Extracted data entries
%%

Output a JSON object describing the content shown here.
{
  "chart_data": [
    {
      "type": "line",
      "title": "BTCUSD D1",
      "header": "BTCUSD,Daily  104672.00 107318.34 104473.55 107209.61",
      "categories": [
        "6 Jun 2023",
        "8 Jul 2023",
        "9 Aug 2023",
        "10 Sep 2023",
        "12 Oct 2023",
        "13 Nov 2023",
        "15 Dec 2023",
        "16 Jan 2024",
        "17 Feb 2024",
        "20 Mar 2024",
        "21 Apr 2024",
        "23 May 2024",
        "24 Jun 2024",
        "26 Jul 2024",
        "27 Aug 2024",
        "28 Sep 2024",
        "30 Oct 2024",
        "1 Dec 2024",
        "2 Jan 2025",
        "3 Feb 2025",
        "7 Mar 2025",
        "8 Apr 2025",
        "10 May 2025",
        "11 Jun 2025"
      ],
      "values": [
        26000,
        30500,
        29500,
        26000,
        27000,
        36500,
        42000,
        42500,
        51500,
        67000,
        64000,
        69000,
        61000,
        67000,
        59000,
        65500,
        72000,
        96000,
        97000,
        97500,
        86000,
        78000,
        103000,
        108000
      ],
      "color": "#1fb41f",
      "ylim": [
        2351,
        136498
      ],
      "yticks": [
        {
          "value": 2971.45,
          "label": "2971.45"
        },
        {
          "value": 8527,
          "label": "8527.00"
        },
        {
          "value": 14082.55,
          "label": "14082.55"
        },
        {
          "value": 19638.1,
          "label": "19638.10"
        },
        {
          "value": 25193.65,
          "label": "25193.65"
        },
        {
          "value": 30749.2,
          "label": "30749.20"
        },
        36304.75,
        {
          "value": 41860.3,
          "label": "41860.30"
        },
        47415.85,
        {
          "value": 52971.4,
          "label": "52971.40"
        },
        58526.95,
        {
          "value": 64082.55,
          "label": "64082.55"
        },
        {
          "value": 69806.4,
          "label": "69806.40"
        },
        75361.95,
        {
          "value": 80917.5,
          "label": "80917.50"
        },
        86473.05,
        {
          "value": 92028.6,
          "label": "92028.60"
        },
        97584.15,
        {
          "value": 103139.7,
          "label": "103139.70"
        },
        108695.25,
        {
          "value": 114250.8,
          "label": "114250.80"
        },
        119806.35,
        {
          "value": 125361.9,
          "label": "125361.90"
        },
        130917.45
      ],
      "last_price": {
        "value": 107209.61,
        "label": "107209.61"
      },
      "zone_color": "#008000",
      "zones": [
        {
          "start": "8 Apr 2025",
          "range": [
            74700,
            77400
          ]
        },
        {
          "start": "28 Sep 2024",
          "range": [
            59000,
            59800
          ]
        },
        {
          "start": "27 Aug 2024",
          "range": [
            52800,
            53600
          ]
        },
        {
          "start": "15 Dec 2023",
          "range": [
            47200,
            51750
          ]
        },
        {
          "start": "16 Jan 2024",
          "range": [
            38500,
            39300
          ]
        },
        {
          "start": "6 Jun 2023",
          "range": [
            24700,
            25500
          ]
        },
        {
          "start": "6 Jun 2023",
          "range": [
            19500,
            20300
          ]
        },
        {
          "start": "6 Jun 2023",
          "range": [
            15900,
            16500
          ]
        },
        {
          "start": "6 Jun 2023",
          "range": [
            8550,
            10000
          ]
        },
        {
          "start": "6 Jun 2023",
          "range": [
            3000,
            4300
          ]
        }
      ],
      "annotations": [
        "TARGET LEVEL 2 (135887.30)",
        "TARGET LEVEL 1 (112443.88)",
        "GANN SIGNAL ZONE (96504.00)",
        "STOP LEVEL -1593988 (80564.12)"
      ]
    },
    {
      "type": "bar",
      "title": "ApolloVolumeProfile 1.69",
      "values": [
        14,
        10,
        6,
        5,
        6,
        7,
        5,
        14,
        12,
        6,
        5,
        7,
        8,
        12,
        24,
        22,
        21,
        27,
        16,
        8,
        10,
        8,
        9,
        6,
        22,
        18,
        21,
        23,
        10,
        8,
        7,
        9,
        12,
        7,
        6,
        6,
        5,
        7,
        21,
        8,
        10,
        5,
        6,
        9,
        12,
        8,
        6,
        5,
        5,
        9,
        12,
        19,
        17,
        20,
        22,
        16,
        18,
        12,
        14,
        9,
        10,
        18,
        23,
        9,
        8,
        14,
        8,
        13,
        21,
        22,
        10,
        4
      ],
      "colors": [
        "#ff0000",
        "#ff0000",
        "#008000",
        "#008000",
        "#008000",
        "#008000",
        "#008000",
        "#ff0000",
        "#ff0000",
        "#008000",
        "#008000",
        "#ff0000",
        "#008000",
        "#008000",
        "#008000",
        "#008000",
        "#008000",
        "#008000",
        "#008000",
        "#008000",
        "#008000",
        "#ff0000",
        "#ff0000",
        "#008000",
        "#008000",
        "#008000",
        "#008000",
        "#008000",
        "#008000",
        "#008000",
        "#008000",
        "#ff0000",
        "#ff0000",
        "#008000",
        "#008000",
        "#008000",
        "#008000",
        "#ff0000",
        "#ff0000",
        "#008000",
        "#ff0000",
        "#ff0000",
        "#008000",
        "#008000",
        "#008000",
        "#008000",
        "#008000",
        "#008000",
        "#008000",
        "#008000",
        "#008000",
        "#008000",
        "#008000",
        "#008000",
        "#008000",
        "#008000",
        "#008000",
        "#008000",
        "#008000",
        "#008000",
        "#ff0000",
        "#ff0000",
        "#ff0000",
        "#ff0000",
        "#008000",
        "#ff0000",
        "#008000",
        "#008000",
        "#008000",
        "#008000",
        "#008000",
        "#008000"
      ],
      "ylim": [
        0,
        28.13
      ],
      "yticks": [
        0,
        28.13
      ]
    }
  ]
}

%%

> [INSTRUCTIONS FOR THE TASK]:
Pick each line holding the word "title" out of the listing.

> [ANSWER BELOW]:
      "title": "BTCUSD D1",
      "title": "ApolloVolumeProfile 1.69",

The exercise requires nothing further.